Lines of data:
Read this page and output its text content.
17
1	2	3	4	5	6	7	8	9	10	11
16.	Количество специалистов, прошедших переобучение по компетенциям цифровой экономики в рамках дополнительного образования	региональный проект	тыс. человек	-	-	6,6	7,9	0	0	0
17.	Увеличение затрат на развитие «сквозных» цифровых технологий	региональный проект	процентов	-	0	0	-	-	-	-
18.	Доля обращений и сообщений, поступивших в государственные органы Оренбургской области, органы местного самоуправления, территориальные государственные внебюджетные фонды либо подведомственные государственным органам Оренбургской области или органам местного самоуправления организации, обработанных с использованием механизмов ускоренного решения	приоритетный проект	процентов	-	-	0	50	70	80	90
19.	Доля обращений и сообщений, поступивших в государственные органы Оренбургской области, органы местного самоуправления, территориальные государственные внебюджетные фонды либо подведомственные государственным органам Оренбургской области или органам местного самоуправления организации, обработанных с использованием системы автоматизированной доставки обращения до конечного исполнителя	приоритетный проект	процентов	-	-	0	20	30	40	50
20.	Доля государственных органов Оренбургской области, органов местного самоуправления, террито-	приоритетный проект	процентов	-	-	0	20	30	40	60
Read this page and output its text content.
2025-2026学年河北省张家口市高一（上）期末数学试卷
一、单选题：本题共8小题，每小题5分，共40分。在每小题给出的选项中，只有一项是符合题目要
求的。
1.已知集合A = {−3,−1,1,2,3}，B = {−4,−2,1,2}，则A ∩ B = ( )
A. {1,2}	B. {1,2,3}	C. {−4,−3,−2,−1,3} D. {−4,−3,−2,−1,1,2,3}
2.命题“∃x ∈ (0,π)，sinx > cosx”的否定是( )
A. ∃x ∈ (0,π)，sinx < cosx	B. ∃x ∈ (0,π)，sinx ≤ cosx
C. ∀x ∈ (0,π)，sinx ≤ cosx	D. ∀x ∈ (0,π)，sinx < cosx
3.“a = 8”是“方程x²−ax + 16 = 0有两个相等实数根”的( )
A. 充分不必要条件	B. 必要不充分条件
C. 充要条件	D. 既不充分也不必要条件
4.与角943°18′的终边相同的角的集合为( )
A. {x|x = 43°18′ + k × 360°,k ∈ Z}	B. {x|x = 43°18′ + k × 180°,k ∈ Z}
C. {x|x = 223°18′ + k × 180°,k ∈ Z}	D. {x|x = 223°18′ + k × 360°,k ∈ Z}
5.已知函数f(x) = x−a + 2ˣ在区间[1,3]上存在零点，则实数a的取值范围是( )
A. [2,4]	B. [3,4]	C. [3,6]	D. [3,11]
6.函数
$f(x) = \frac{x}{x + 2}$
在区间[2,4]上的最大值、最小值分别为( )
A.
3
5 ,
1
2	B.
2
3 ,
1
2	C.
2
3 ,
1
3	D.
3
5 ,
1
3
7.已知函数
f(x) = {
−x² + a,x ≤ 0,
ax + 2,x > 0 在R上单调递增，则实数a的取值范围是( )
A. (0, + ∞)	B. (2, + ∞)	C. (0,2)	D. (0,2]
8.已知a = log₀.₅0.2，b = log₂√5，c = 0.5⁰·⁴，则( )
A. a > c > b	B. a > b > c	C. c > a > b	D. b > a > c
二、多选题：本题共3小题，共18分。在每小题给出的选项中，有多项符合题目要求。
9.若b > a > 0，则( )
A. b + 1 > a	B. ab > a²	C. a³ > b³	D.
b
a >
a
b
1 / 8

__Request__. Give the entries once more, exactly as they appear.

__Output for this task__.
Read this page and output its text content.
17
1	2	3	4	5	6	7	8	9	10	11
16.	Количество специалистов, прошедших переобучение по компетенциям цифровой экономики в рамках дополнительного образования	региональный проект	тыс. человек	-	-	6,6	7,9	0	0	0
17.	Увеличение затрат на развитие «сквозных» цифровых технологий	региональный проект	процентов	-	0	0	-	-	-	-
18.	Доля обращений и сообщений, поступивших в государственные органы Оренбургской области, органы местного самоуправления, территориальные государственные внебюджетные фонды либо подведомственные государственным органам Оренбургской области или органам местного самоуправления организации, обработанных с использованием механизмов ускоренного решения	приоритетный проект	процентов	-	-	0	50	70	80	90
19.	Доля обращений и сообщений, поступивших в государственные органы Оренбургской области, органы местного самоуправления, территориальные государственные внебюджетные фонды либо подведомственные государственным органам Оренбургской области или органам местного самоуправления организации, обработанных с использованием системы автоматизированной доставки обращения до конечного исполнителя	приоритетный проект	процентов	-	-	0	20	30	40	50
20.	Доля государственных органов Оренбургской области, органов местного самоуправления, террито-	приоритетный проект	процентов	-	-	0	20	30	40	60
Read this page and output its text content.
2025-2026学年河北省张家口市高一（上）期末数学试卷
一、单选题：本题共8小题，每小题5分，共40分。在每小题给出的选项中，只有一项是符合题目要
求的。
1.已知集合A = {−3,−1,1,2,3}，B = {−4,−2,1,2}，则A ∩ B = ( )
A. {1,2}	B. {1,2,3}	C. {−4,−3,−2,−1,3} D. {−4,−3,−2,−1,1,2,3}
2.命题“∃x ∈ (0,π)，sinx > cosx”的否定是( )
A. ∃x ∈ (0,π)，sinx < cosx	B. ∃x ∈ (0,π)，sinx ≤ cosx
C. ∀x ∈ (0,π)，sinx ≤ cosx	D. ∀x ∈ (0,π)，sinx < cosx
3.“a = 8”是“方程x²−ax + 16 = 0有两个相等实数根”的( )
A. 充分不必要条件	B. 必要不充分条件
C. 充要条件	D. 既不充分也不必要条件
4.与角943°18′的终边相同的角的集合为( )
A. {x|x = 43°18′ + k × 360°,k ∈ Z}	B. {x|x = 43°18′ + k × 180°,k ∈ Z}
C. {x|x = 223°18′ + k × 180°,k ∈ Z}	D. {x|x = 223°18′ + k × 360°,k ∈ Z}
5.已知函数f(x) = x−a + 2ˣ在区间[1,3]上存在零点，则实数a的取值范围是( )
A. [2,4]	B. [3,4]	C. [3,6]	D. [3,11]
6.函数
$f(x) = \frac{x}{x + 2}$
在区间[2,4]上的最大值、最小值分别为( )
A.
3
5 ,
1
2	B.
2
3 ,
1
2	C.
2
3 ,
1
3	D.
3
5 ,
1
3
7.已知函数
f(x) = {
−x² + a,x ≤ 0,
ax + 2,x > 0 在R上单调递增，则实数a的取值范围是( )
A. (0, + ∞)	B. (2, + ∞)	C. (0,2)	D. (0,2]
8.已知a = log₀.₅0.2，b = log₂√5，c = 0.5⁰·⁴，则( )
A. a > c > b	B. a > b > c	C. c > a > b	D. b > a > c
二、多选题：本题共3小题，共18分。在每小题给出的选项中，有多项符合题目要求。
9.若b > a > 0，则( )
A. b + 1 > a	B. ab > a²	C. a³ > b³	D.
b
a >
a
b
1 / 8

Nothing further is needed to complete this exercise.